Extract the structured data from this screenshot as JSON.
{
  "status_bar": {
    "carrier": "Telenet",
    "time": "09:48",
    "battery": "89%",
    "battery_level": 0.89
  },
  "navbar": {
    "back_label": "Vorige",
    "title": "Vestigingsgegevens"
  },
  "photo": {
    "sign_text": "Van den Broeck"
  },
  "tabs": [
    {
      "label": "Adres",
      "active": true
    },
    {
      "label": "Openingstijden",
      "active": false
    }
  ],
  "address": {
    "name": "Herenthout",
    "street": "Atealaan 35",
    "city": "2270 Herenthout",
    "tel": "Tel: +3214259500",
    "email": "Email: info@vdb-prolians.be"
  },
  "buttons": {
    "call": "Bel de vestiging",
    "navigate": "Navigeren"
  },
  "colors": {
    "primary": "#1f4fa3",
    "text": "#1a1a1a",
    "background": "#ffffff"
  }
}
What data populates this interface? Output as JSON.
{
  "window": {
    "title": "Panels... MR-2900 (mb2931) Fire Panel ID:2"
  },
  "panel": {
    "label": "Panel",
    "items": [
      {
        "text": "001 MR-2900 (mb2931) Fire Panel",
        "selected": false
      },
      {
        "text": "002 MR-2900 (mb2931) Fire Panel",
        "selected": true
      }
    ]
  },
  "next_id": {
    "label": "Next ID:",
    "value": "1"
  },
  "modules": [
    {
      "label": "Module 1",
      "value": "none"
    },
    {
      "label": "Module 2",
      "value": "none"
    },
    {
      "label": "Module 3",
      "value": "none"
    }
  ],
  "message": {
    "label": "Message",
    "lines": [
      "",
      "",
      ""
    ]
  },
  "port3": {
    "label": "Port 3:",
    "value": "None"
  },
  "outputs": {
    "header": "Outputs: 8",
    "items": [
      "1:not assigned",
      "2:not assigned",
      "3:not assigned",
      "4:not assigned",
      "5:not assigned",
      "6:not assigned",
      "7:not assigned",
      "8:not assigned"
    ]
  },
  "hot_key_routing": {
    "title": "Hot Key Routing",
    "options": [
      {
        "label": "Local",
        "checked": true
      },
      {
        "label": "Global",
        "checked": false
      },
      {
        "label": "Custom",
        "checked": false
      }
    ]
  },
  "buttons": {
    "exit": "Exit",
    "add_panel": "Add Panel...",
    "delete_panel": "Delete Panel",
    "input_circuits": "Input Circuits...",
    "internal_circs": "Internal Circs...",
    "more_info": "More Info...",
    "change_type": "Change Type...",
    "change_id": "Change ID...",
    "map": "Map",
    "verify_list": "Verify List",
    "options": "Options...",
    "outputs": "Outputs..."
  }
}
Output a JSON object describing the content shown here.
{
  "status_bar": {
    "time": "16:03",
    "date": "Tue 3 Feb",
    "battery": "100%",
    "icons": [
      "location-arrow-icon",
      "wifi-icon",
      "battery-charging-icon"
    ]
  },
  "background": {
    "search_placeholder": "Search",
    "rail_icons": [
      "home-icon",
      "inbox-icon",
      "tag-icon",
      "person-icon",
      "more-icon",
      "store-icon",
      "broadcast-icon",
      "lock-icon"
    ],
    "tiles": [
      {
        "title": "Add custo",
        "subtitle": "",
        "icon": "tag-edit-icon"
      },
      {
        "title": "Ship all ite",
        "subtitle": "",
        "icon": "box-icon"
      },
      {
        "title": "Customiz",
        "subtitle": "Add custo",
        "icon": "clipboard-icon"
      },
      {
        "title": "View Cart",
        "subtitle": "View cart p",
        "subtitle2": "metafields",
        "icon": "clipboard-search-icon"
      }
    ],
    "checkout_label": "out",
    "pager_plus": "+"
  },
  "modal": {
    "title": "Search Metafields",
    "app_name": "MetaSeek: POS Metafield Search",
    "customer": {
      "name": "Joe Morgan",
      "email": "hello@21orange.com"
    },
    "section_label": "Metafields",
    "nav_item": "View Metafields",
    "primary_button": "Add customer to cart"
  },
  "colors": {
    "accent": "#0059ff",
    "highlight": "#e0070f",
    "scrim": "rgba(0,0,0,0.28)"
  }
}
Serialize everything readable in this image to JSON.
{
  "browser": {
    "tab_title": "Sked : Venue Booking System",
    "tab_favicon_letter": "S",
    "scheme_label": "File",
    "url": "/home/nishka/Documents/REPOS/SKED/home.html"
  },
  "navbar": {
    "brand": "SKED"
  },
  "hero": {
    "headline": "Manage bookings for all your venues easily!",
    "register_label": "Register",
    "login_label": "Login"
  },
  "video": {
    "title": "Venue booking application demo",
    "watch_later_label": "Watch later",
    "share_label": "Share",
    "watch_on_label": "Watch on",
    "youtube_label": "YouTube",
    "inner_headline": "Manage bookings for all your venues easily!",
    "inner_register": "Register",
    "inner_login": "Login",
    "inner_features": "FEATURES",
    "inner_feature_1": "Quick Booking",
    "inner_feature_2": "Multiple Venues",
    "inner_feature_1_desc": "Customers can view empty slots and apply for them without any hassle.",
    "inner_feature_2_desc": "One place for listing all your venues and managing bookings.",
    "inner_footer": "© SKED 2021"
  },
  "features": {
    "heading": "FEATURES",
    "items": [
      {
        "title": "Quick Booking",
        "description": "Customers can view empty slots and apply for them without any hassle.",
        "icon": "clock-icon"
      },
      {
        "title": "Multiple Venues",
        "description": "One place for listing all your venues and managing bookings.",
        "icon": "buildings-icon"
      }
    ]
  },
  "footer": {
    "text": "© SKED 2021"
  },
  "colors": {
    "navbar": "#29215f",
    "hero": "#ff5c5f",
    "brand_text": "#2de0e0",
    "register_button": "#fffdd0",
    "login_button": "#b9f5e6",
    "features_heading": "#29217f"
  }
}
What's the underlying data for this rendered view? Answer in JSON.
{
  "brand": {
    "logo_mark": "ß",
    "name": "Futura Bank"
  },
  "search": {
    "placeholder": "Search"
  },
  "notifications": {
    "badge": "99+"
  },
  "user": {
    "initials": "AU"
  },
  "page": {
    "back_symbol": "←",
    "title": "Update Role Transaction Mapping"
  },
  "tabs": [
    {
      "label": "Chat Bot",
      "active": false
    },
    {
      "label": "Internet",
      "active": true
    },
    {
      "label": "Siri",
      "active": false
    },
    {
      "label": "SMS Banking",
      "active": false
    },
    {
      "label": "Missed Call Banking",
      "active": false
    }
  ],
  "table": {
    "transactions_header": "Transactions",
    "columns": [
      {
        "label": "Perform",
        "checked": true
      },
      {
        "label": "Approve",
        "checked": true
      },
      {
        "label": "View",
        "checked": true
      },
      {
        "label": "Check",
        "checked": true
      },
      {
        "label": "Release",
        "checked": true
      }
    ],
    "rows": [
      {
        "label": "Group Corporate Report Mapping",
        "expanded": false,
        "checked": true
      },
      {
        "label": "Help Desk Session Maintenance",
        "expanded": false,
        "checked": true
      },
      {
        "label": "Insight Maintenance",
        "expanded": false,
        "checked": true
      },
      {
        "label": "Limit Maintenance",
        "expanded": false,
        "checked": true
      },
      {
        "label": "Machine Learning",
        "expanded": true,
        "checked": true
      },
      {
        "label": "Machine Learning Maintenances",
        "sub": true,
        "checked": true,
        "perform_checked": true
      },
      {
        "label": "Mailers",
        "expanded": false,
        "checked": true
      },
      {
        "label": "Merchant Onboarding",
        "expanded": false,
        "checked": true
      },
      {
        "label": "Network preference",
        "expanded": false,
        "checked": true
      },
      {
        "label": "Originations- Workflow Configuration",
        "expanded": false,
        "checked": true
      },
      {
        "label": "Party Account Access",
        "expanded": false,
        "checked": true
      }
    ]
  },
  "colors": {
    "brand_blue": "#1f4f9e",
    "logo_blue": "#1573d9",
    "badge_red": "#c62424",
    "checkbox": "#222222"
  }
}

━━━━

- [EXERCISE TASK]: Repeat back the data above, exact to the last character.

- [ANSWER FOR THIS EXERCISE]:
Extract the structured data from this screenshot as JSON.
{
  "status_bar": {
    "carrier": "Telenet",
    "time": "09:48",
    "battery": "89%",
    "battery_level": 0.89
  },
  "navbar": {
    "back_label": "Vorige",
    "title": "Vestigingsgegevens"
  },
  "photo": {
    "sign_text": "Van den Broeck"
  },
  "tabs": [
    {
      "label": "Adres",
      "active": true
    },
    {
      "label": "Openingstijden",
      "active": false
    }
  ],
  "address": {
    "name": "Herenthout",
    "street": "Atealaan 35",
    "city": "2270 Herenthout",
    "tel": "Tel: +3214259500",
    "email": "Email: info@vdb-prolians.be"
  },
  "buttons": {
    "call": "Bel de vestiging",
    "navigate": "Navigeren"
  },
  "colors": {
    "primary": "#1f4fa3",
    "text": "#1a1a1a",
    "background": "#ffffff"
  }
}
What data populates this interface? Output as JSON.
{
  "window": {
    "title": "Panels... MR-2900 (mb2931) Fire Panel ID:2"
  },
  "panel": {
    "label": "Panel",
    "items": [
      {
        "text": "001 MR-2900 (mb2931) Fire Panel",
        "selected": false
      },
      {
        "text": "002 MR-2900 (mb2931) Fire Panel",
        "selected": true
      }
    ]
  },
  "next_id": {
    "label": "Next ID:",
    "value": "1"
  },
  "modules": [
    {
      "label": "Module 1",
      "value": "none"
    },
    {
      "label": "Module 2",
      "value": "none"
    },
    {
      "label": "Module 3",
      "value": "none"
    }
  ],
  "message": {
    "label": "Message",
    "lines": [
      "",
      "",
      ""
    ]
  },
  "port3": {
    "label": "Port 3:",
    "value": "None"
  },
  "outputs": {
    "header": "Outputs: 8",
    "items": [
      "1:not assigned",
      "2:not assigned",
      "3:not assigned",
      "4:not assigned",
      "5:not assigned",
      "6:not assigned",
      "7:not assigned",
      "8:not assigned"
    ]
  },
  "hot_key_routing": {
    "title": "Hot Key Routing",
    "options": [
      {
        "label": "Local",
        "checked": true
      },
      {
        "label": "Global",
        "checked": false
      },
      {
        "label": "Custom",
        "checked": false
      }
    ]
  },
  "buttons": {
    "exit": "Exit",
    "add_panel": "Add Panel...",
    "delete_panel": "Delete Panel",
    "input_circuits": "Input Circuits...",
    "internal_circs": "Internal Circs...",
    "more_info": "More Info...",
    "change_type": "Change Type...",
    "change_id": "Change ID...",
    "map": "Map",
    "verify_list": "Verify List",
    "options": "Options...",
    "outputs": "Outputs..."
  }
}
Output a JSON object describing the content shown here.
{
  "status_bar": {
    "time": "16:03",
    "date": "Tue 3 Feb",
    "battery": "100%",
    "icons": [
      "location-arrow-icon",
      "wifi-icon",
      "battery-charging-icon"
    ]
  },
  "background": {
    "search_placeholder": "Search",
    "rail_icons": [
      "home-icon",
      "inbox-icon",
      "tag-icon",
      "person-icon",
      "more-icon",
      "store-icon",
      "broadcast-icon",
      "lock-icon"
    ],
    "tiles": [
      {
        "title": "Add custo",
        "subtitle": "",
        "icon": "tag-edit-icon"
      },
      {
        "title": "Ship all ite",
        "subtitle": "",
        "icon": "box-icon"
      },
      {
        "title": "Customiz",
        "subtitle": "Add custo",
        "icon": "clipboard-icon"
      },
      {
        "title": "View Cart",
        "subtitle": "View cart p",
        "subtitle2": "metafields",
        "icon": "clipboard-search-icon"
      }
    ],
    "checkout_label": "out",
    "pager_plus": "+"
  },
  "modal": {
    "title": "Search Metafields",
    "app_name": "MetaSeek: POS Metafield Search",
    "customer": {
      "name": "Joe Morgan",
      "email": "hello@21orange.com"
    },
    "section_label": "Metafields",
    "nav_item": "View Metafields",
    "primary_button": "Add customer to cart"
  },
  "colors": {
    "accent": "#0059ff",
    "highlight": "#e0070f",
    "scrim": "rgba(0,0,0,0.28)"
  }
}
Serialize everything readable in this image to JSON.
{
  "browser": {
    "tab_title": "Sked : Venue Booking System",
    "tab_favicon_letter": "S",
    "scheme_label": "File",
    "url": "/home/nishka/Documents/REPOS/SKED/home.html"
  },
  "navbar": {
    "brand": "SKED"
  },
  "hero": {
    "headline": "Manage bookings for all your venues easily!",
    "register_label": "Register",
    "login_label": "Login"
  },
  "video": {
    "title": "Venue booking application demo",
    "watch_later_label": "Watch later",
    "share_label": "Share",
    "watch_on_label": "Watch on",
    "youtube_label": "YouTube",
    "inner_headline": "Manage bookings for all your venues easily!",
    "inner_register": "Register",
    "inner_login": "Login",
    "inner_features": "FEATURES",
    "inner_feature_1": "Quick Booking",
    "inner_feature_2": "Multiple Venues",
    "inner_feature_1_desc": "Customers can view empty slots and apply for them without any hassle.",
    "inner_feature_2_desc": "One place for listing all your venues and managing bookings.",
    "inner_footer": "© SKED 2021"
  },
  "features": {
    "heading": "FEATURES",
    "items": [
      {
        "title": "Quick Booking",
        "description": "Customers can view empty slots and apply for them without any hassle.",
        "icon": "clock-icon"
      },
      {
        "title": "Multiple Venues",
        "description": "One place for listing all your venues and managing bookings.",
        "icon": "buildings-icon"
      }
    ]
  },
  "footer": {
    "text": "© SKED 2021"
  },
  "colors": {
    "navbar": "#29215f",
    "hero": "#ff5c5f",
    "brand_text": "#2de0e0",
    "register_button": "#fffdd0",
    "login_button": "#b9f5e6",
    "features_heading": "#29217f"
  }
}
What's the underlying data for this rendered view? Answer in JSON.
{
  "brand": {
    "logo_mark": "ß",
    "name": "Futura Bank"
  },
  "search": {
    "placeholder": "Search"
  },
  "notifications": {
    "badge": "99+"
  },
  "user": {
    "initials": "AU"
  },
  "page": {
    "back_symbol": "←",
    "title": "Update Role Transaction Mapping"
  },
  "tabs": [
    {
      "label": "Chat Bot",
      "active": false
    },
    {
      "label": "Internet",
      "active": true
    },
    {
      "label": "Siri",
      "active": false
    },
    {
      "label": "SMS Banking",
      "active": false
    },
    {
      "label": "Missed Call Banking",
      "active": false
    }
  ],
  "table": {
    "transactions_header": "Transactions",
    "columns": [
      {
        "label": "Perform",
        "checked": true
      },
      {
        "label": "Approve",
        "checked": true
      },
      {
        "label": "View",
        "checked": true
      },
      {
        "label": "Check",
        "checked": true
      },
      {
        "label": "Release",
        "checked": true
      }
    ],
    "rows": [
      {
        "label": "Group Corporate Report Mapping",
        "expanded": false,
        "checked": true
      },
      {
        "label": "Help Desk Session Maintenance",
        "expanded": false,
        "checked": true
      },
      {
        "label": "Insight Maintenance",
        "expanded": false,
        "checked": true
      },
      {
        "label": "Limit Maintenance",
        "expanded": false,
        "checked": true
      },
      {
        "label": "Machine Learning",
        "expanded": true,
        "checked": true
      },
      {
        "label": "Machine Learning Maintenances",
        "sub": true,
        "checked": true,
        "perform_checked": true
      },
      {
        "label": "Mailers",
        "expanded": false,
        "checked": true
      },
      {
        "label": "Merchant Onboarding",
        "expanded": false,
        "checked": true
      },
      {
        "label": "Network preference",
        "expanded": false,
        "checked": true
      },
      {
        "label": "Originations- Workflow Configuration",
        "expanded": false,
        "checked": true
      },
      {
        "label": "Party Account Access",
        "expanded": false,
        "checked": true
      }
    ]
  },
  "colors": {
    "brand_blue": "#1f4f9e",
    "logo_blue": "#1573d9",
    "badge_red": "#c62424",
    "checkbox": "#222222"
  }
}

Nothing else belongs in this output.